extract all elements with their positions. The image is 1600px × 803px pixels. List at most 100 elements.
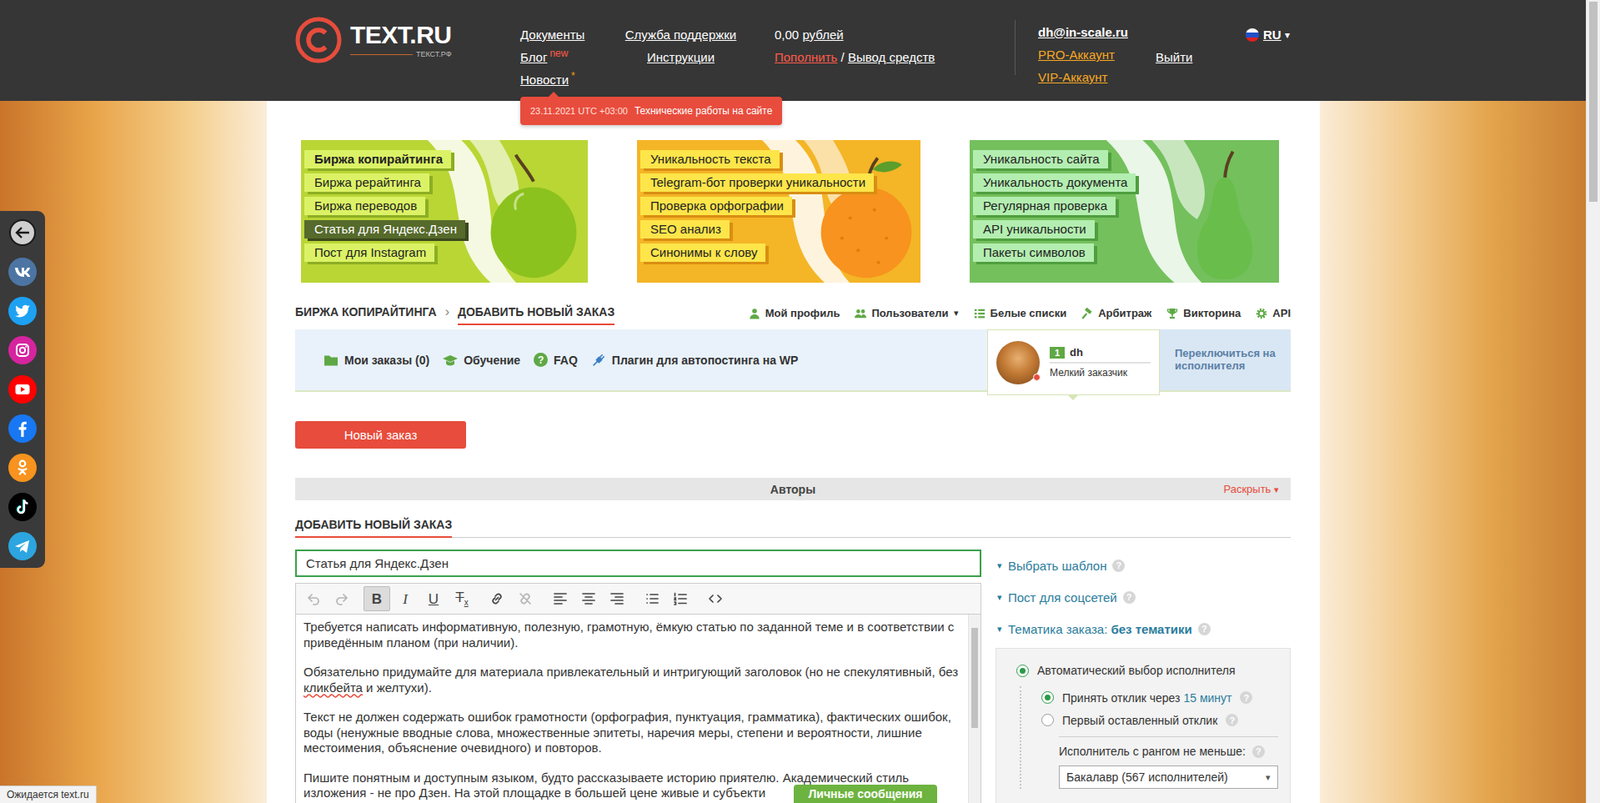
- balance-currency[interactable]: рублей: [802, 27, 843, 42]
- nav-link[interactable]: Новости*: [520, 68, 625, 91]
- subnav-item[interactable]: Обучение: [442, 352, 521, 368]
- banner-link[interactable]: Проверка орфографии: [640, 196, 793, 216]
- unlink-icon: [517, 591, 533, 607]
- banner-link[interactable]: Биржа рерайтинга: [304, 173, 430, 192]
- banner-link[interactable]: Уникальность сайта: [973, 150, 1109, 169]
- toolbar-button[interactable]: [546, 586, 574, 612]
- breadcrumb[interactable]: БИРЖА КОПИРАЙТИНГА: [295, 305, 437, 326]
- toolbar-button[interactable]: [702, 586, 729, 612]
- subnav-item[interactable]: Плагин для автопостинга на WP: [591, 352, 799, 368]
- toolbar-button[interactable]: I: [391, 586, 419, 612]
- banner-link[interactable]: Telegram-бот проверки уникальности: [640, 173, 874, 192]
- toolbar-button[interactable]: U: [420, 586, 447, 612]
- text-editor[interactable]: Требуется написать информативную, полезн…: [295, 614, 982, 803]
- radio-button[interactable]: [1041, 691, 1054, 704]
- accept-mode-radio[interactable]: Первый оставленный отклик ?: [1041, 708, 1279, 732]
- subnav-item[interactable]: ?FAQ: [533, 352, 578, 367]
- nav-link[interactable]: Блогnew: [520, 45, 625, 69]
- option-toggle[interactable]: ▾Тематика заказа: без тематики?: [995, 612, 1291, 645]
- toolbar-button[interactable]: [328, 586, 356, 612]
- social-link[interactable]: [8, 414, 37, 443]
- time-link[interactable]: 15 минут: [1183, 691, 1232, 705]
- banner-link[interactable]: Пост для Instagram: [304, 243, 435, 262]
- help-icon[interactable]: ?: [1225, 713, 1239, 727]
- expand-link[interactable]: Раскрыть ▾: [1223, 482, 1291, 496]
- help-icon[interactable]: ?: [1252, 745, 1265, 758]
- menu-item[interactable]: Викторина: [1166, 306, 1241, 320]
- switch-role-link[interactable]: Переключиться на исполнителя: [1159, 329, 1291, 391]
- pro-account-link[interactable]: PRO-Аккаунт: [1038, 43, 1156, 66]
- withdraw-link[interactable]: Вывод средств: [847, 50, 935, 65]
- nav-link[interactable]: Инструкции: [647, 45, 715, 69]
- scroll-thumb[interactable]: [1589, 1, 1598, 202]
- social-link[interactable]: [8, 336, 37, 365]
- accept-mode-radio[interactable]: Принять отклик через 15 минут?: [1041, 686, 1279, 709]
- banner-link[interactable]: Регулярная проверка: [973, 196, 1116, 216]
- breadcrumb[interactable]: ДОБАВИТЬ НОВЫЙ ЗАКАЗ: [457, 305, 615, 326]
- page-scrollbar[interactable]: [1585, 0, 1600, 803]
- help-icon[interactable]: ?: [1198, 622, 1211, 636]
- menu-item[interactable]: Пользователи▾: [854, 306, 958, 320]
- radio-button[interactable]: [1041, 713, 1054, 727]
- new-order-button[interactable]: Новый заказ: [295, 421, 467, 449]
- menu-item[interactable]: Арбитраж: [1081, 306, 1152, 320]
- banner-link[interactable]: Уникальность текста: [640, 150, 780, 169]
- banner-link[interactable]: Пакеты символов: [973, 243, 1094, 262]
- toolbar-button[interactable]: [300, 586, 327, 612]
- toolbar-button[interactable]: B: [363, 586, 391, 612]
- toolbar-button[interactable]: [483, 586, 511, 612]
- vip-account-link[interactable]: VIP-Аккаунт: [1038, 65, 1156, 89]
- social-link[interactable]: [8, 296, 37, 326]
- banner-link[interactable]: Биржа копирайтинга: [304, 150, 452, 169]
- fruit-illustration: [1175, 145, 1274, 283]
- social-link[interactable]: [8, 218, 37, 247]
- language-switch[interactable]: RU▾: [1244, 23, 1290, 46]
- title-input[interactable]: Статья для Яндекс.Дзен: [295, 549, 982, 577]
- banner-link[interactable]: SEO анализ: [640, 220, 730, 239]
- topup-link[interactable]: Пополнить: [774, 50, 838, 65]
- menu-item[interactable]: Мой профиль: [748, 306, 841, 320]
- option-toggle[interactable]: ▾Выбрать шаблон ?: [995, 549, 1291, 582]
- logout-link[interactable]: Выйти: [1155, 50, 1193, 65]
- toolbar-button[interactable]: [575, 586, 602, 612]
- subnav-label: Плагин для автопостинга на WP: [611, 353, 799, 367]
- toolbar-button[interactable]: Tx: [448, 586, 476, 612]
- toolbar-button[interactable]: [511, 586, 539, 612]
- logo[interactable]: TEXT.RUТЕКСТ.РФ: [295, 16, 521, 64]
- social-link[interactable]: [8, 531, 37, 561]
- radio-button[interactable]: [1016, 664, 1029, 678]
- executor-mode-radio[interactable]: Автоматический выбор исполнителя: [1016, 659, 1279, 682]
- banner-link[interactable]: Синонимы к слову: [640, 243, 766, 262]
- editor-scrollbar[interactable]: [968, 614, 981, 803]
- notice-tooltip[interactable]: 23.11.2021 UTC +03:00Технические работы …: [520, 96, 783, 126]
- help-icon[interactable]: ?: [1123, 591, 1136, 604]
- banner-link[interactable]: Уникальность документа: [973, 173, 1136, 192]
- page-body: Биржа копирайтинга Биржа рерайтинга Биржа …: [0, 100, 1586, 803]
- email-link[interactable]: dh@in-scale.ru: [1038, 20, 1156, 44]
- social-link[interactable]: [8, 492, 37, 522]
- social-link[interactable]: [8, 453, 37, 482]
- toolbar-button[interactable]: [638, 586, 666, 612]
- top-bar: TEXT.RUТЕКСТ.РФДокументыБлогnewНовости*С…: [0, 0, 1586, 101]
- banner-link[interactable]: API уникальности: [973, 220, 1095, 239]
- help-icon[interactable]: ?: [1239, 691, 1253, 704]
- sub-navigation: Мои заказы (0) Обучение ?FAQ Плагин для авт…: [295, 329, 1291, 392]
- social-link[interactable]: [8, 375, 37, 404]
- subnav-item[interactable]: Мои заказы (0): [323, 352, 430, 368]
- help-icon[interactable]: ?: [1112, 559, 1125, 572]
- banner-link[interactable]: Статья для Яндекс.Дзен: [304, 220, 466, 239]
- banner-link[interactable]: Биржа переводов: [304, 196, 426, 216]
- option-toggle[interactable]: ▾Пост для соцсетей ?: [995, 581, 1291, 613]
- subnav-label: Обучение: [463, 353, 521, 367]
- rank-select[interactable]: Бакалавр (567 исполнителей)▾: [1058, 765, 1279, 789]
- menu-item[interactable]: Белые списки: [973, 306, 1068, 320]
- authors-bar[interactable]: АвторыРаскрыть ▾: [295, 477, 1291, 501]
- toolbar-button[interactable]: [603, 586, 631, 612]
- nav-link[interactable]: Документы: [520, 23, 625, 46]
- nav-link[interactable]: Служба поддержки: [625, 23, 738, 46]
- menu-item[interactable]: API: [1255, 306, 1291, 320]
- messages-tab[interactable]: Личные сообщения: [793, 784, 938, 803]
- toolbar-button[interactable]: [667, 586, 694, 612]
- user-card[interactable]: 1dhМелкий заказчик: [987, 329, 1160, 396]
- social-link[interactable]: [8, 257, 37, 286]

Your objective:
Format the part of the material that opens with the line containing "- balance-currency[interactable]: рублей: [802, 27, 843, 42]" and closes with the line containing "- radio-button[interactable]: [1041, 691, 1054, 704]" as a Markdown table with the columns Row and Line. Number each row and skip blank lines.

Solution for this problem:
| Row | Line |
|---|---|
| 1 | - balance-currency[interactable]: рублей: [802, 27, 843, 42] |
| 2 | - nav-link[interactable]: Новости*: [520, 68, 625, 91] |
| 3 | - subnav-item[interactable]: Обучение: [442, 352, 521, 368] |
| 4 | - banner-link[interactable]: Проверка орфографии: [640, 196, 793, 216] |
| 5 | - unlink-icon: [517, 591, 533, 607] |
| 6 | - banner-link[interactable]: Биржа рерайтинга: [304, 173, 430, 192] |
| 7 | - banner-link[interactable]: Уникальность сайта: [973, 150, 1109, 169] |
| 8 | - toolbar-button[interactable]: [546, 586, 574, 612] |
| 9 | - breadcrumb[interactable]: БИРЖА КОПИРАЙТИНГА: [295, 305, 437, 326] |
| 10 | - toolbar-button[interactable]: [702, 586, 729, 612] |
| 11 | - subnav-item[interactable]: Плагин для автопостинга на WP: [591, 352, 799, 368] |
| 12 | - toolbar-button[interactable]: I: [391, 586, 419, 612] |
| 13 | - banner-link[interactable]: Telegram-бот проверки уникальности: [640, 173, 874, 192] |
| 14 | - toolbar-button[interactable]: U: [420, 586, 447, 612] |
| 15 | - text-editor[interactable]: Требуется написать информативную, полезн…: [295, 614, 982, 803] |
| 16 | - radio-button[interactable]: [1041, 691, 1054, 704] |